** THE PROBLEM **
Reproduce all of the data word for word.

** DATA LINES **

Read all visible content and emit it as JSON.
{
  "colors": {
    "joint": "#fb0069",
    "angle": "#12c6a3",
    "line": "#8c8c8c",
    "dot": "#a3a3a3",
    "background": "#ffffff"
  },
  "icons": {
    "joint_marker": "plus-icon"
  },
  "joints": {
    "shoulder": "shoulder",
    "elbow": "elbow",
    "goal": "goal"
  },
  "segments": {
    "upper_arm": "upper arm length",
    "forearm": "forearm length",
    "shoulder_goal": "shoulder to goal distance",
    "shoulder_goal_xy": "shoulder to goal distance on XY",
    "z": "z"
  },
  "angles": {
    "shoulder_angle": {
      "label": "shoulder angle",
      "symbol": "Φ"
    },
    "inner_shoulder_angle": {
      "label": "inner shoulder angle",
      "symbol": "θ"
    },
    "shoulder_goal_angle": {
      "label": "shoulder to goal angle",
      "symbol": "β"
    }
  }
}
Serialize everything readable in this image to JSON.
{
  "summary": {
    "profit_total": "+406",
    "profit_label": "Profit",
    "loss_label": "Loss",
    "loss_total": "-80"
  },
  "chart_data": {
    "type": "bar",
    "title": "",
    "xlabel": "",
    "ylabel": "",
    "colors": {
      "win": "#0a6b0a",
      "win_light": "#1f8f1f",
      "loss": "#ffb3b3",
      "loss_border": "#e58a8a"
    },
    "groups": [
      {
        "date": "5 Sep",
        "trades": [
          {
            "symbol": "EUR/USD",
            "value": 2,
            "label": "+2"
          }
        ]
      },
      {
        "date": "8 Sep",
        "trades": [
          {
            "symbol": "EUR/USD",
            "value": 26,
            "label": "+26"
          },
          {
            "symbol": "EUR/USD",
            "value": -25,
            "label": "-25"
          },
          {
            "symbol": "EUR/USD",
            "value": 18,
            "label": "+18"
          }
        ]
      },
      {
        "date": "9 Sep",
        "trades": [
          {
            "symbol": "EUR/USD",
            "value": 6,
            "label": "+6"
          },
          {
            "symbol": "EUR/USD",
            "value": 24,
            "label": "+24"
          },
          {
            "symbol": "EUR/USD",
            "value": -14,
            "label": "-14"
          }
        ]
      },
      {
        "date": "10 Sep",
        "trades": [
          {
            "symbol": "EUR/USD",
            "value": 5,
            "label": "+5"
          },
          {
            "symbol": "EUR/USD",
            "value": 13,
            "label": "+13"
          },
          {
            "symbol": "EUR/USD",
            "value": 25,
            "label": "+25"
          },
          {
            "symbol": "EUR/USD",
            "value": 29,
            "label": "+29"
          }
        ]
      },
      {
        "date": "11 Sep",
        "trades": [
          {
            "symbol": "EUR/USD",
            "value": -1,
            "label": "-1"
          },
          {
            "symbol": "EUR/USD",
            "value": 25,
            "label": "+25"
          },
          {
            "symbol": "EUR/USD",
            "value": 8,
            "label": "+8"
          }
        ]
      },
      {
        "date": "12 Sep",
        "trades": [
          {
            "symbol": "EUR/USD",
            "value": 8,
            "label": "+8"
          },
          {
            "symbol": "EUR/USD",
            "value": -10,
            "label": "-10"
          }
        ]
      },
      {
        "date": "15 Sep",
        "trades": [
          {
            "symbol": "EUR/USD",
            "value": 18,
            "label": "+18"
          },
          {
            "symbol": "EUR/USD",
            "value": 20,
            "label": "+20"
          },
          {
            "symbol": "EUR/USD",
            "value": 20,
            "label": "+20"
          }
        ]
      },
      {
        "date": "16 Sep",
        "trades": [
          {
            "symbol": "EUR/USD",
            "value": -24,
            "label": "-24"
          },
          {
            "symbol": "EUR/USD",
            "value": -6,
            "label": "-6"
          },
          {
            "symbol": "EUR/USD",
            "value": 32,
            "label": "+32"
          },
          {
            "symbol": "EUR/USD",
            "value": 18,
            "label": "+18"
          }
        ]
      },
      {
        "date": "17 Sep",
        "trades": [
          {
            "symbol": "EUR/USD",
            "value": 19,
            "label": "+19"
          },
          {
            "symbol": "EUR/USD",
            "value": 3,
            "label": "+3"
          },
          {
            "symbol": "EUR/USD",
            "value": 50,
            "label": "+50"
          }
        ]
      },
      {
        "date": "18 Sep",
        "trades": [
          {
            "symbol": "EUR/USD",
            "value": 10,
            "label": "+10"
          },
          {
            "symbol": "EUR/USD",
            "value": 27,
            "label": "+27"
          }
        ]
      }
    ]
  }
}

** FULL RESPONSE **
Read all visible content and emit it as JSON.
{
  "colors": {
    "joint": "#fb0069",
    "angle": "#12c6a3",
    "line": "#8c8c8c",
    "dot": "#a3a3a3",
    "background": "#ffffff"
  },
  "icons": {
    "joint_marker": "plus-icon"
  },
  "joints": {
    "shoulder": "shoulder",
    "elbow": "elbow",
    "goal": "goal"
  },
  "segments": {
    "upper_arm": "upper arm length",
    "forearm": "forearm length",
    "shoulder_goal": "shoulder to goal distance",
    "shoulder_goal_xy": "shoulder to goal distance on XY",
    "z": "z"
  },
  "angles": {
    "shoulder_angle": {
      "label": "shoulder angle",
      "symbol": "Φ"
    },
    "inner_shoulder_angle": {
      "label": "inner shoulder angle",
      "symbol": "θ"
    },
    "shoulder_goal_angle": {
      "label": "shoulder to goal angle",
      "symbol": "β"
    }
  }
}
Serialize everything readable in this image to JSON.
{
  "summary": {
    "profit_total": "+406",
    "profit_label": "Profit",
    "loss_label": "Loss",
    "loss_total": "-80"
  },
  "chart_data": {
    "type": "bar",
    "title": "",
    "xlabel": "",
    "ylabel": "",
    "colors": {
      "win": "#0a6b0a",
      "win_light": "#1f8f1f",
      "loss": "#ffb3b3",
      "loss_border": "#e58a8a"
    },
    "groups": [
      {
        "date": "5 Sep",
        "trades": [
          {
            "symbol": "EUR/USD",
            "value": 2,
            "label": "+2"
          }
        ]
      },
      {
        "date": "8 Sep",
        "trades": [
          {
            "symbol": "EUR/USD",
            "value": 26,
            "label": "+26"
          },
          {
            "symbol": "EUR/USD",
            "value": -25,
            "label": "-25"
          },
          {
            "symbol": "EUR/USD",
            "value": 18,
            "label": "+18"
          }
        ]
      },
      {
        "date": "9 Sep",
        "trades": [
          {
            "symbol": "EUR/USD",
            "value": 6,
            "label": "+6"
          },
          {
            "symbol": "EUR/USD",
            "value": 24,
            "label": "+24"
          },
          {
            "symbol": "EUR/USD",
            "value": -14,
            "label": "-14"
          }
        ]
      },
      {
        "date": "10 Sep",
        "trades": [
          {
            "symbol": "EUR/USD",
            "value": 5,
            "label": "+5"
          },
          {
            "symbol": "EUR/USD",
            "value": 13,
            "label": "+13"
          },
          {
            "symbol": "EUR/USD",
            "value": 25,
            "label": "+25"
          },
          {
            "symbol": "EUR/USD",
            "value": 29,
            "label": "+29"
          }
        ]
      },
      {
        "date": "11 Sep",
        "trades": [
          {
            "symbol": "EUR/USD",
            "value": -1,
            "label": "-1"
          },
          {
            "symbol": "EUR/USD",
            "value": 25,
            "label": "+25"
          },
          {
            "symbol": "EUR/USD",
            "value": 8,
            "label": "+8"
          }
        ]
      },
      {
        "date": "12 Sep",
        "trades": [
          {
            "symbol": "EUR/USD",
            "value": 8,
            "label": "+8"
          },
          {
            "symbol": "EUR/USD",
            "value": -10,
            "label": "-10"
          }
        ]
      },
      {
        "date": "15 Sep",
        "trades": [
          {
            "symbol": "EUR/USD",
            "value": 18,
            "label": "+18"
          },
          {
            "symbol": "EUR/USD",
            "value": 20,
            "label": "+20"
          },
          {
            "symbol": "EUR/USD",
            "value": 20,
            "label": "+20"
          }
        ]
      },
      {
        "date": "16 Sep",
        "trades": [
          {
            "symbol": "EUR/USD",
            "value": -24,
            "label": "-24"
          },
          {
            "symbol": "EUR/USD",
            "value": -6,
            "label": "-6"
          },
          {
            "symbol": "EUR/USD",
            "value": 32,
            "label": "+32"
          },
          {
            "symbol": "EUR/USD",
            "value": 18,
            "label": "+18"
          }
        ]
      },
      {
        "date": "17 Sep",
        "trades": [
          {
            "symbol": "EUR/USD",
            "value": 19,
            "label": "+19"
          },
          {
            "symbol": "EUR/USD",
            "value": 3,
            "label": "+3"
          },
          {
            "symbol": "EUR/USD",
            "value": 50,
            "label": "+50"
          }
        ]
      },
      {
        "date": "18 Sep",
        "trades": [
          {
            "symbol": "EUR/USD",
            "value": 10,
            "label": "+10"
          },
          {
            "symbol": "EUR/USD",
            "value": 27,
            "label": "+27"
          }
        ]
      }
    ]
  }
}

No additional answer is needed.